## Problem description:
Output solely the number of lines containing the string "provided".

________

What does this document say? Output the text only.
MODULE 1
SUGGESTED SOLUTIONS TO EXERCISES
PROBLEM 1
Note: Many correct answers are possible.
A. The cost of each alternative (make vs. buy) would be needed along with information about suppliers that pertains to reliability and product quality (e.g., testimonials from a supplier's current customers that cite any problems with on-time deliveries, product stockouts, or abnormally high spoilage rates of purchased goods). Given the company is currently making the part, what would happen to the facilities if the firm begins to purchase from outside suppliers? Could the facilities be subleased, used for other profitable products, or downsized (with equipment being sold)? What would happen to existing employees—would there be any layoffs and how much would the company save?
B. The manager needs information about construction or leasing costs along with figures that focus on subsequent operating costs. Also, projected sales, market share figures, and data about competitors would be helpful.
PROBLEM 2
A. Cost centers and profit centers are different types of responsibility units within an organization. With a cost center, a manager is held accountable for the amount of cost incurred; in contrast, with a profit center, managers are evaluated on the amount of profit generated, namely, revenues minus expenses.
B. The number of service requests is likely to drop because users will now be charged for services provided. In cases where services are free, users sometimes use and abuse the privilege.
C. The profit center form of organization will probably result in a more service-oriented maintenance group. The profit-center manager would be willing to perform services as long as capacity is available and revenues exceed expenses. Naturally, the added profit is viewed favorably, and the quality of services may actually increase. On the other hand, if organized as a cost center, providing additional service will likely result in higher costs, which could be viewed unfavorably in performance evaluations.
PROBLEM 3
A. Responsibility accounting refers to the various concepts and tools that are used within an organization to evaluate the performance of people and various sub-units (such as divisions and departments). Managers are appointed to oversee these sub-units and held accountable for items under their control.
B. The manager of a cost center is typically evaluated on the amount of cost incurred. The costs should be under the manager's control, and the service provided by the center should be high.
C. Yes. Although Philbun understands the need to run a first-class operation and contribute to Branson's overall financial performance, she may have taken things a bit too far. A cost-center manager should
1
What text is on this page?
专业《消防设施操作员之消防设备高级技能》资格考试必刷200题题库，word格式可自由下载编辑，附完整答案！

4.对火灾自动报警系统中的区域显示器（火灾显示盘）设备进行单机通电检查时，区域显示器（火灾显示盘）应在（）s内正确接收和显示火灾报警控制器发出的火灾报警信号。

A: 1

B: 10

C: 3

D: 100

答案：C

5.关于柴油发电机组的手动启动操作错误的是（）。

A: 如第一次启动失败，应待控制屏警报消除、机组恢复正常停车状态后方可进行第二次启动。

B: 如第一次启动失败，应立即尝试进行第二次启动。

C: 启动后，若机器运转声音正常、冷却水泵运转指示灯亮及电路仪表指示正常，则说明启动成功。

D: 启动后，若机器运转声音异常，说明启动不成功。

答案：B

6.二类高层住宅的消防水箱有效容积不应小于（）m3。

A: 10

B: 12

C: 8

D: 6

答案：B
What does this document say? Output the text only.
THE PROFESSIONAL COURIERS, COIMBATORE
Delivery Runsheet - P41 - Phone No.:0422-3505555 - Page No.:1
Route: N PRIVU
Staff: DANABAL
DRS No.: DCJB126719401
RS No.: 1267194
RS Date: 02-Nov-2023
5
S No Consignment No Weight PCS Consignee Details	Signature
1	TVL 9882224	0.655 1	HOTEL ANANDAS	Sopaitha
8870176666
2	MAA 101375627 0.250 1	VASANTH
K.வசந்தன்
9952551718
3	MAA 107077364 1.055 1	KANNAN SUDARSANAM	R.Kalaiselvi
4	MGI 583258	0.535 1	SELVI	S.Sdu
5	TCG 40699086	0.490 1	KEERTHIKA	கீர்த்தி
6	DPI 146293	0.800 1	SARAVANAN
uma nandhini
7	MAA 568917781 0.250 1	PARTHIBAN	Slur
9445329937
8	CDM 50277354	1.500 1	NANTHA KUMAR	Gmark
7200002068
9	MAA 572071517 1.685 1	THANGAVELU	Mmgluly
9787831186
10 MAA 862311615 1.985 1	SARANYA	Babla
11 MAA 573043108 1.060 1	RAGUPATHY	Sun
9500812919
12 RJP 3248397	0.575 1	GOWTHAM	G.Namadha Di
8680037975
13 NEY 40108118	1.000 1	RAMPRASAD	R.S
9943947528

________

## Answer to this problem:
2